[DATA TO USE start]

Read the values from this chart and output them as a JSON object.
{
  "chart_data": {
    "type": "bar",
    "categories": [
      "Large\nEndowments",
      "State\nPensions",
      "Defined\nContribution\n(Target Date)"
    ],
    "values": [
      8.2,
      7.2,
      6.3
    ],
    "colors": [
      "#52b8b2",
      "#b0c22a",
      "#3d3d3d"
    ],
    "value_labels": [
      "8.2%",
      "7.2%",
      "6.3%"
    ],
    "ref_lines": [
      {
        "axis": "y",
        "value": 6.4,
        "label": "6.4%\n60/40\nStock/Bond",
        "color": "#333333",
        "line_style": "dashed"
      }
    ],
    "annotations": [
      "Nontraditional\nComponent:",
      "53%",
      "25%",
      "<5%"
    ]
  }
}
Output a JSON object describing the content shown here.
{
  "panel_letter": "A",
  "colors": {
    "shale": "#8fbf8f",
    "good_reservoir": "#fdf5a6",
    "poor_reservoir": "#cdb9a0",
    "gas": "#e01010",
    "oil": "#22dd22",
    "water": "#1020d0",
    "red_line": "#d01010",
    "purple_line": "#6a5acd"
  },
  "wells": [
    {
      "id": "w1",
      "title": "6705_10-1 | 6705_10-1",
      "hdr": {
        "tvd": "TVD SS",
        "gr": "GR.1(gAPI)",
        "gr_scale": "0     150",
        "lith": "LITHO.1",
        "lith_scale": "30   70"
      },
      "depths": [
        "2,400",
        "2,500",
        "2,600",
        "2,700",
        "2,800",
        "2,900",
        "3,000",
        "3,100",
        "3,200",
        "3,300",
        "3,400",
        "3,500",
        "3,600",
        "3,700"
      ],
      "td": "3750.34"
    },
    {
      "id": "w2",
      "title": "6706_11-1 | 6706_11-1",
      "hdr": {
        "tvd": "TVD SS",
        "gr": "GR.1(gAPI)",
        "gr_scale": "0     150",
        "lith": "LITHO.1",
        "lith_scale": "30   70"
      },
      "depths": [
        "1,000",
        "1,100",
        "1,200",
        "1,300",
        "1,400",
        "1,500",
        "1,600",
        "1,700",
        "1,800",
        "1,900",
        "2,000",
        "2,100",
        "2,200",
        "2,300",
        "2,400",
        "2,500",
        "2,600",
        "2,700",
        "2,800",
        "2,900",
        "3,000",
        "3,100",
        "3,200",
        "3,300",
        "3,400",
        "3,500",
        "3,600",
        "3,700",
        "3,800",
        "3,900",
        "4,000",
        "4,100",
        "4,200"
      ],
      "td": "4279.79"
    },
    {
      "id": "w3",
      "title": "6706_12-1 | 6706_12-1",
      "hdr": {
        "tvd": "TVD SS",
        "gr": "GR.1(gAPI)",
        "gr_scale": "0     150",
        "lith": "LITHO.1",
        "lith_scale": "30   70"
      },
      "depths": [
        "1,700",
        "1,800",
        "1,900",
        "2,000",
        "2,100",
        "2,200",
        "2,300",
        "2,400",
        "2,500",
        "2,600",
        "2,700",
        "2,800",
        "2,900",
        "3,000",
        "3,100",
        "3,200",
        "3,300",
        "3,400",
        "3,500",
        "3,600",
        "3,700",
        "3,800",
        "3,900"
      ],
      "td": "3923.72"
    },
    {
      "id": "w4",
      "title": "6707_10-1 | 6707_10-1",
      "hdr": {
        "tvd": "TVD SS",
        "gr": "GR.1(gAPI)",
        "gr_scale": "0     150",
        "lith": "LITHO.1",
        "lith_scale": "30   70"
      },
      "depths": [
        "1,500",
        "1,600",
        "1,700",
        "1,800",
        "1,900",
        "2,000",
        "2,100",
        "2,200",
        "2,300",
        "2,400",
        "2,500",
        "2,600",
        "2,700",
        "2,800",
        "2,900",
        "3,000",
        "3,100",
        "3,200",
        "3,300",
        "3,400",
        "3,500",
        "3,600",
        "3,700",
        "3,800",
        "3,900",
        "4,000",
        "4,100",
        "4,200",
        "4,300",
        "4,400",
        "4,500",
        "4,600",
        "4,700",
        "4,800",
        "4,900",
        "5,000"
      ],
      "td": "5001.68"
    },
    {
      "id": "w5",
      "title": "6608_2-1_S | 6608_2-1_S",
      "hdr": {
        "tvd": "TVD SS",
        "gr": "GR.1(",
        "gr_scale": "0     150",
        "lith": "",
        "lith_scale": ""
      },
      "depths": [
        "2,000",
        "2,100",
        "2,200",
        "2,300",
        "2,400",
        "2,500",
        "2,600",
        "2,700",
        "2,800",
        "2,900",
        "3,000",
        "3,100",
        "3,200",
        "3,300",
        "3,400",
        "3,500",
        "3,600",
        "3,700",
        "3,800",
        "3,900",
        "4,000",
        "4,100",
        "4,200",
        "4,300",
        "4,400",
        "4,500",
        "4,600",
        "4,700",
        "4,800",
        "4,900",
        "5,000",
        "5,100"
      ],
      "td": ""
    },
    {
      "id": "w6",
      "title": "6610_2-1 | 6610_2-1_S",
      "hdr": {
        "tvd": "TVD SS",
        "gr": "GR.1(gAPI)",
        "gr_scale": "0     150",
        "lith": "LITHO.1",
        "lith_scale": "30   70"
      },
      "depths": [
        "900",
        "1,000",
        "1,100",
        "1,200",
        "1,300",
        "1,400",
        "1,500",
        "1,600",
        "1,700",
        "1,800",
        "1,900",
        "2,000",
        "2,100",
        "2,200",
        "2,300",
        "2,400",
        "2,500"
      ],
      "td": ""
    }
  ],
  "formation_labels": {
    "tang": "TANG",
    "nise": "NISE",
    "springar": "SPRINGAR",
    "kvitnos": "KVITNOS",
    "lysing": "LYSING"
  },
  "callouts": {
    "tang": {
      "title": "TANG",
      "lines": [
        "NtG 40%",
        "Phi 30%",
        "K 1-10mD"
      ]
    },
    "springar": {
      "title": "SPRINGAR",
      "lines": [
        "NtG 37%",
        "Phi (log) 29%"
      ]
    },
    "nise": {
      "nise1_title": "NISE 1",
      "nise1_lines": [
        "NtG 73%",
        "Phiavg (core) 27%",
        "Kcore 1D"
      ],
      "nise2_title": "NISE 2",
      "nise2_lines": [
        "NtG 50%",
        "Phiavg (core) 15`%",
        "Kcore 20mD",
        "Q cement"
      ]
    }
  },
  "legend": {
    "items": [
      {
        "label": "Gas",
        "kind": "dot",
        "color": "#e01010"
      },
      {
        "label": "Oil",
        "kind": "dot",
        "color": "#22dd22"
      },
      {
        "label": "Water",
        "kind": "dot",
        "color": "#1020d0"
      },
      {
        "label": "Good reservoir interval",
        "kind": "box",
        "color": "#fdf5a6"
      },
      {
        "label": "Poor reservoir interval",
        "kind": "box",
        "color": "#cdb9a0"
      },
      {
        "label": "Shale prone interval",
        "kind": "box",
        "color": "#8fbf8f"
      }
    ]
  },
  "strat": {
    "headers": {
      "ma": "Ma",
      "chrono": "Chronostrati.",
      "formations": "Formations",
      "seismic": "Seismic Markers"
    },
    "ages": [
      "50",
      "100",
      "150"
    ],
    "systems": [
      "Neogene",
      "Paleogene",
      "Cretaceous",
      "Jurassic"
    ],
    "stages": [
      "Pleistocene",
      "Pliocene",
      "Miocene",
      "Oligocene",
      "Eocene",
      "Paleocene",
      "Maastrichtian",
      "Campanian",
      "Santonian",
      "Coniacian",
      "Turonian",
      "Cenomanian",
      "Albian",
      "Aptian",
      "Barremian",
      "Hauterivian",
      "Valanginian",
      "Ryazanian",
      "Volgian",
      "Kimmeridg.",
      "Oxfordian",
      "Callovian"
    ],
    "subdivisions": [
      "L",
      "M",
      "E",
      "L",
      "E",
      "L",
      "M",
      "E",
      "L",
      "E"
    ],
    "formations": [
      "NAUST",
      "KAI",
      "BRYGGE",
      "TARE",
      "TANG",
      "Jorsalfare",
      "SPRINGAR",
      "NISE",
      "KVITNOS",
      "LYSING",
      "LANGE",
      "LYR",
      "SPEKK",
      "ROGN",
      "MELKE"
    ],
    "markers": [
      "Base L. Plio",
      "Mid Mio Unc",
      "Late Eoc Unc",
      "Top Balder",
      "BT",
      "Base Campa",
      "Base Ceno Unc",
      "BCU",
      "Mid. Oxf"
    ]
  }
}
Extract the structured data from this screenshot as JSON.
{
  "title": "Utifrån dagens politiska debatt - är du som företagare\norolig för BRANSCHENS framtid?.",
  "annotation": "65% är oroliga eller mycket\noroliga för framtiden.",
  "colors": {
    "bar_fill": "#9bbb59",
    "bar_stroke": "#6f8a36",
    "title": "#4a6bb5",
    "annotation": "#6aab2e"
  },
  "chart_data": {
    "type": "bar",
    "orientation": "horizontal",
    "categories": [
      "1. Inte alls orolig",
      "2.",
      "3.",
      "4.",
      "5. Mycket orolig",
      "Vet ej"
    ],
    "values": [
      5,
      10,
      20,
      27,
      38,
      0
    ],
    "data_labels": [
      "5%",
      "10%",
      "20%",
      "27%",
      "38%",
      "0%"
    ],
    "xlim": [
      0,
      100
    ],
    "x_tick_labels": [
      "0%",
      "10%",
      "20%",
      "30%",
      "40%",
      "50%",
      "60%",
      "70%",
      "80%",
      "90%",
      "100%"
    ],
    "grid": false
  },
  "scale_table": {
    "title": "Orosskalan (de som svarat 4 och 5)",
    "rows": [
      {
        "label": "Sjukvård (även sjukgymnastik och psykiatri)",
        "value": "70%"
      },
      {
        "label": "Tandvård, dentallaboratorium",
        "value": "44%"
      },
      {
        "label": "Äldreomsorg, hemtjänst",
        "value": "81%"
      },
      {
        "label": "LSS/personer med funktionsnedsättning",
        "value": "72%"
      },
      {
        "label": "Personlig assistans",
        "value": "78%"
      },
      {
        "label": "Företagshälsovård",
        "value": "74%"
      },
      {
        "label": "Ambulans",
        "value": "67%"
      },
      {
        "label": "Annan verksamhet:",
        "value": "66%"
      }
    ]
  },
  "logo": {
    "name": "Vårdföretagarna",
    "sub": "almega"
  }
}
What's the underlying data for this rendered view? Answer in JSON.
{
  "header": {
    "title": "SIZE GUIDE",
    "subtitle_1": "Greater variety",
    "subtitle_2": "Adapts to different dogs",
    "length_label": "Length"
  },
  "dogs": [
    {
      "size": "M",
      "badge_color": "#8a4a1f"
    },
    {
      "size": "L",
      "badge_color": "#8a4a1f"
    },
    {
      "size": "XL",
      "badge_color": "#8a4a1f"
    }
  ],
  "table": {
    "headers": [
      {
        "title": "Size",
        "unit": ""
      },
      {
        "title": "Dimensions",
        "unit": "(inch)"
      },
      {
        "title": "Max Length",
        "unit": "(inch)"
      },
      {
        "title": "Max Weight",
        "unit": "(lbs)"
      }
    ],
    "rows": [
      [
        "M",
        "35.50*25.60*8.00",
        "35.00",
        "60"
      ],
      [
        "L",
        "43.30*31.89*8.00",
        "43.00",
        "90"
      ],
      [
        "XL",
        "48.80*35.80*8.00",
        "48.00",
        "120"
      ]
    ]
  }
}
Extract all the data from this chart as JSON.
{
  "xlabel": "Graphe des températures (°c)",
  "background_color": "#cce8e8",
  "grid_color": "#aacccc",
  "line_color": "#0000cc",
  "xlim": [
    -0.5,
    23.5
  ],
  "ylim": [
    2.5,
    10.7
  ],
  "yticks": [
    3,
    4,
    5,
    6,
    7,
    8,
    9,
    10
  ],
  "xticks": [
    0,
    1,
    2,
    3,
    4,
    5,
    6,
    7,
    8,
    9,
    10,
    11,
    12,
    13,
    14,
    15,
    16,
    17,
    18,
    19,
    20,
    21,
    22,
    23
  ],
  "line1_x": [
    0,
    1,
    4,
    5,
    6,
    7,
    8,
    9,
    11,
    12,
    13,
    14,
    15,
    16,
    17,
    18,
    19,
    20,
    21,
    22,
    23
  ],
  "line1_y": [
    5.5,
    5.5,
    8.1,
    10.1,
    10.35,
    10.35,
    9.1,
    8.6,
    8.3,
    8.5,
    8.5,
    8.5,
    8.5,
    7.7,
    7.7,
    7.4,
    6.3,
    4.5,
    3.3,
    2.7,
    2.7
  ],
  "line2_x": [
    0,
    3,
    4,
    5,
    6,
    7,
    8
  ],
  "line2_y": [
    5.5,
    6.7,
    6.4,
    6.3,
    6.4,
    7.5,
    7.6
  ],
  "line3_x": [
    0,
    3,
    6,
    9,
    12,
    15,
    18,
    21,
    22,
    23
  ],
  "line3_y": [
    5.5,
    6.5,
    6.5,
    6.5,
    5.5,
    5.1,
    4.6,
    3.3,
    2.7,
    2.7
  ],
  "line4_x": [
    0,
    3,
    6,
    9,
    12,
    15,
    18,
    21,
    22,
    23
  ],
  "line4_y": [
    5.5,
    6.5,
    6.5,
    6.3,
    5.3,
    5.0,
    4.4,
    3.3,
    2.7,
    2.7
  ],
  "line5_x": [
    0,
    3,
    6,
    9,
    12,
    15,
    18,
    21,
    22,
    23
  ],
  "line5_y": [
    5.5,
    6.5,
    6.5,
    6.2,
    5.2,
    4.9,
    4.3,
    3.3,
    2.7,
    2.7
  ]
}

[DATA TO USE end]

From the data above, gather every line that includes the word "object".

[WRITTEN ANSWER]:
Read the values from this chart and output them as a JSON object.
Output a JSON object describing the content shown here.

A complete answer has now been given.